=== What is required ===
From the listing below, select every line where the word "JSON" appears.

=== Material for this task ===

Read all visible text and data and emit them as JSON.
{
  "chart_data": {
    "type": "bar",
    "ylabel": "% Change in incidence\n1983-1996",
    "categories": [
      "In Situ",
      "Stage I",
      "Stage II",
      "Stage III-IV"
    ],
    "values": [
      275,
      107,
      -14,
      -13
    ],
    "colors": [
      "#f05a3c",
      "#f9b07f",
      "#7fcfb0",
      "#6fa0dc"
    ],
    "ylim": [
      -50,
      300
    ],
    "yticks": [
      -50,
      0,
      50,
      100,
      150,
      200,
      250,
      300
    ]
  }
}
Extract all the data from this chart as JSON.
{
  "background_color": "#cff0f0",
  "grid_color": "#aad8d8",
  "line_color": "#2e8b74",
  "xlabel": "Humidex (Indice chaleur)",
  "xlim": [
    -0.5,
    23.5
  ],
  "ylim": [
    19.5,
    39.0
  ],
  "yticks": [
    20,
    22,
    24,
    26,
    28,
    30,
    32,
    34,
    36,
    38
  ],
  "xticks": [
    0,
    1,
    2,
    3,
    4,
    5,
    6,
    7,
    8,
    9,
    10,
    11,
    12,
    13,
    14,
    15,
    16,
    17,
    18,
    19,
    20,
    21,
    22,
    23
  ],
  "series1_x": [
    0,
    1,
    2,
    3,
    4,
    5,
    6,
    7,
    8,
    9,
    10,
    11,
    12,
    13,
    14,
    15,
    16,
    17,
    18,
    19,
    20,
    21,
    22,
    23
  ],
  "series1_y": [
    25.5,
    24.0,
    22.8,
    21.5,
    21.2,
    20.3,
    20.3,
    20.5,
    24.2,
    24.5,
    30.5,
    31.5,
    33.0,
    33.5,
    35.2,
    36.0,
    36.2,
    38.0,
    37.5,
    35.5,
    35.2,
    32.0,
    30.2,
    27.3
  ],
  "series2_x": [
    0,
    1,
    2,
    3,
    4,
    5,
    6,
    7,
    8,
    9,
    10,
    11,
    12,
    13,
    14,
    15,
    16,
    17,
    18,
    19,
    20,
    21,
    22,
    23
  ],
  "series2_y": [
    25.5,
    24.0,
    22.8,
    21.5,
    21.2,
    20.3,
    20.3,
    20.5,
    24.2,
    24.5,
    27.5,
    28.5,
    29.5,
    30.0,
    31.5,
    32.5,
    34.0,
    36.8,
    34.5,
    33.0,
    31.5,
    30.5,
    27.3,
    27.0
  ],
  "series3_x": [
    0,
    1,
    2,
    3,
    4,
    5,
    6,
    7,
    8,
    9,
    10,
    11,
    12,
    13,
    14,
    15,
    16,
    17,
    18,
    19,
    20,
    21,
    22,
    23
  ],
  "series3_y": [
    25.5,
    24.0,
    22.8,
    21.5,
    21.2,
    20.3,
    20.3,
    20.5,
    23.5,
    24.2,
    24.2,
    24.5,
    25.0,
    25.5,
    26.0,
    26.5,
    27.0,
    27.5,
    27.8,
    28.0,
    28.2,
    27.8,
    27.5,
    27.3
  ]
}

=== Exercise answer ===
Read all visible text and data and emit them as JSON.
Extract all the data from this chart as JSON.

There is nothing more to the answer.